Over time, the number of surveyors practising in the field of rights of light who are not chartered has grown to exceed those who are. RICS has recognised this, and in 2019 introduced a specialist sub-pathway to chartered membership under the Land and resources pathway. Additional information for candidates working in rights of light is at the end of the Land and resources pathway document.
This pathway can be difficult to navigate because it relies on adapting existing technical competencies from the standard lists. It is a hybrid sub-sector that crosses over geospatial, planning and development, building surveying and valuation. However, these include areas of knowledge well outside those that a competent rights of light surveyor would ever need.
In addition these competencies do not expressly cover some things that are relevant; for instance, in the Measurement competency, there is no mention of how to measure the light injury using a Waldram diagram or the vertical sky component (VSC) using a modified Waldram diagram. This is used to analyse the impact on daylight for planning purposes. These two techniques appear similar to non-practitioners but are very different.
In the former, the sky value is being measured on the working plane level to ascertain where in a room the minimum required illuminance is achieved and how the contour line that is created by these measurements would move when a development obstructs part of the light.
In the latter, the measurement is of the sky visibility on the face of a window and how that might be reduced by an obstructing development and whether such a reduction would be noticeable to occupants.
In addition, while many younger surveyors can operate specialist software such as AutoCAD this is not explicitly tested in the APC. Nor is knowledge of such things as the effect of small changes in the metadata used for analyses. For instance, working plane height, glazing types, internal reflectance can all affect results in daylight analysis for planning. But non-practitioners would not know to ask about these, let alone know what effect those changes might have.
Few outside the rights of light specialism understand its complexity. Certainly, it requires some knowledge of specific areas of the law, including related statutes and case law. It also requires knowledge of accepted guidance such as BR 209 Site layout planning for daylight and sunlight: a guide to good practice, and relevant local planning guidance such as the London Plan.
This aside, the skilled surveyor should be able to view developments and their surroundings and review drawings to understand potential issues that might arise. They often need to advise their client on the scale of development, and how this may affect neighbours.
Surveyors may use their knowledge to suggest changes where possible, but ultimately, they will advise on risks both in legal and planning terms, tailoring risk management strategies to their client.
This means they need to be able to handle sometimes complex negotiations with neighbours or their representatives in rights of light cases, or even to prepare and present expert evidence in court.
In the planning sector, detailed knowledge of the appropriate guidance can help identify alternative assessment methods and prepare a balanced report that helps a planning officer give a positive recommendation. Here too expert evidence may be required, for example at planning appeal.

Data items
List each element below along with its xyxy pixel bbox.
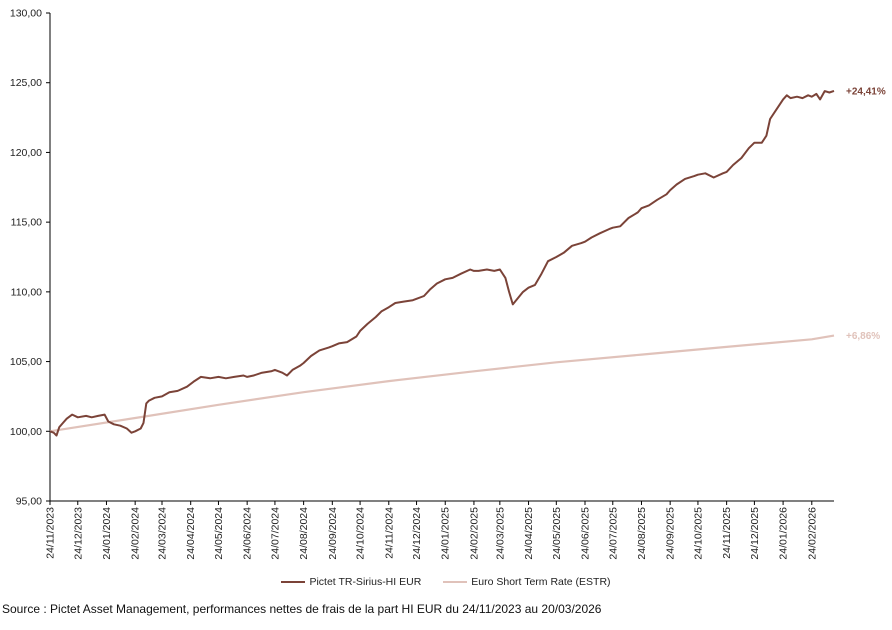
x-tick-label: 24/02/2024 bbox=[130, 507, 142, 560]
x-tick-label: 24/02/2025 bbox=[468, 507, 480, 560]
y-tick-label: 130,00 bbox=[10, 8, 42, 20]
x-tick-label: 24/03/2025 bbox=[494, 507, 506, 560]
x-tick-label: 24/01/2025 bbox=[440, 507, 452, 560]
legend-label-estr: Euro Short Term Rate (ESTR) bbox=[471, 576, 611, 588]
x-tick-label: 24/09/2024 bbox=[327, 507, 339, 560]
x-tick-label: 24/04/2024 bbox=[185, 507, 197, 560]
x-tick-label: 24/05/2024 bbox=[213, 507, 225, 560]
x-tick-label: 24/06/2024 bbox=[242, 507, 254, 560]
x-tick-label: 24/12/2025 bbox=[749, 507, 761, 560]
source-note: Source : Pictet Asset Management, perfor… bbox=[2, 602, 602, 616]
y-tick-label: 105,00 bbox=[10, 356, 42, 368]
performance-chart: 95,00 100,00 105,00 110,00 115,00 120,00 125,0… bbox=[10, 8, 886, 560]
y-tick-label: 110,00 bbox=[11, 286, 42, 298]
y-tick-label: 95,00 bbox=[16, 496, 42, 508]
y-tick-label: 100,00 bbox=[10, 426, 42, 438]
x-tick-label: 24/06/2025 bbox=[580, 507, 592, 560]
x-tick-label: 24/11/2025 bbox=[721, 507, 733, 559]
y-tick-label: 125,00 bbox=[10, 77, 42, 89]
x-tick-label: 24/01/2024 bbox=[101, 507, 113, 560]
x-tick-label: 24/11/2023 bbox=[45, 507, 57, 559]
x-tick-label: 24/03/2024 bbox=[157, 507, 169, 560]
x-tick-label: 24/04/2025 bbox=[523, 507, 535, 560]
end-labels: +6,86% +24,41% bbox=[846, 86, 886, 342]
x-tick-label: 24/10/2024 bbox=[355, 507, 367, 560]
legend-item-fund: Pictet TR-Sirius-HI EUR bbox=[281, 576, 421, 588]
series-line-0 bbox=[49, 89, 835, 437]
x-tick-label: 24/07/2025 bbox=[607, 507, 619, 560]
x-axis: 24/11/2023 24/12/2023 24/01/2024 24/02/2024… bbox=[45, 500, 834, 560]
y-tick-label: 115,00 bbox=[11, 217, 42, 229]
legend-item-estr: Euro Short Term Rate (ESTR) bbox=[443, 576, 611, 588]
x-tick-label: 24/12/2024 bbox=[411, 507, 423, 560]
x-tick-label: 24/08/2024 bbox=[298, 507, 310, 560]
x-tick-label: 24/01/2026 bbox=[778, 507, 790, 560]
x-tick-label: 24/10/2025 bbox=[692, 507, 704, 560]
legend-label-fund: Pictet TR-Sirius-HI EUR bbox=[309, 576, 422, 588]
x-tick-label: 24/11/2024 bbox=[383, 507, 395, 559]
x-tick-label: 24/08/2025 bbox=[636, 507, 648, 560]
series-end-label-1: +6,86% bbox=[846, 331, 880, 342]
x-tick-label: 24/12/2023 bbox=[72, 507, 84, 560]
y-axis: 95,00 100,00 105,00 110,00 115,00 120,00 125,0… bbox=[10, 8, 51, 508]
legend-swatch-fund bbox=[281, 581, 306, 583]
series-end-label-0: +24,41% bbox=[846, 86, 886, 97]
legend: Pictet TR-Sirius-HI EUR Euro Short Term … bbox=[0, 572, 892, 592]
x-tick-label: 24/05/2025 bbox=[551, 507, 563, 560]
x-tick-label: 24/02/2026 bbox=[806, 507, 818, 560]
y-tick-label: 120,00 bbox=[10, 147, 42, 159]
x-tick-label: 24/09/2025 bbox=[665, 507, 677, 560]
series-layer bbox=[49, 89, 835, 437]
series-line-1 bbox=[49, 334, 835, 433]
x-tick-label: 24/07/2024 bbox=[269, 507, 281, 560]
legend-swatch-estr bbox=[443, 581, 468, 583]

-- Objective 1 --
Decide whether each statement agrees with the rights of light text, answering yes or no and quoting the words that settle it: (a) RICS introduced the specialist sub-pathway in 2019; (b) the APC explicitly tests the ability to operate AutoCAD; (c) the Measurement competency explains how to measure the vertical sky component with a modified Waldram diagram.
-- Objective 2 --
Please carry on the rights of light text from the point where it ends.
The records have no connection to the rights of light text.

-- Written response 1 --
(a) Yes: "in 2019 introduced a specialist sub-pathway to chartered membership under the Land and resources pathway"
(b) No: "this is not explicitly tested in the APC"
(c) No: "there is no mention of how to measure the light injury using a Waldram diagram or the vertical sky component (VSC) using a modified Waldram diagram"

-- Written response 2 --
Remember that RICS membership may not be easy to obtain but does have benefits – some tangible and others not. However, one specific example worth knowing about is that they enjoy direct access to a King's Counsel, without the need to go through a solicitor. This speeds up the process where legal advice is required at that level.
The scope of services covered by a rights of light surveyor is a specialism in its own right. Aside from the mandatory competencies, rights of light candidates should, in their summary of experience, cover the following technical competencies as suggested by RICS.
These competencies are the closest fit to those exercised by a specialist rights of light surveyor. Such surveyors ought realistically to have a level 1 knowledge of the general subject matter and a level 3 knowledge of those aspects that are most relevant.
As an example, when it comes the Access and rights over land competency, the rights of light surveyor will deal with the easement of light and should also understand deeds of release and covenants. They may also have encountered access rights under the Party Wall etc. Act 1996 that could allow the assessment of layout in a potentially affected building without disclosing that a potential right to light issue was being considered, but this is uncommon.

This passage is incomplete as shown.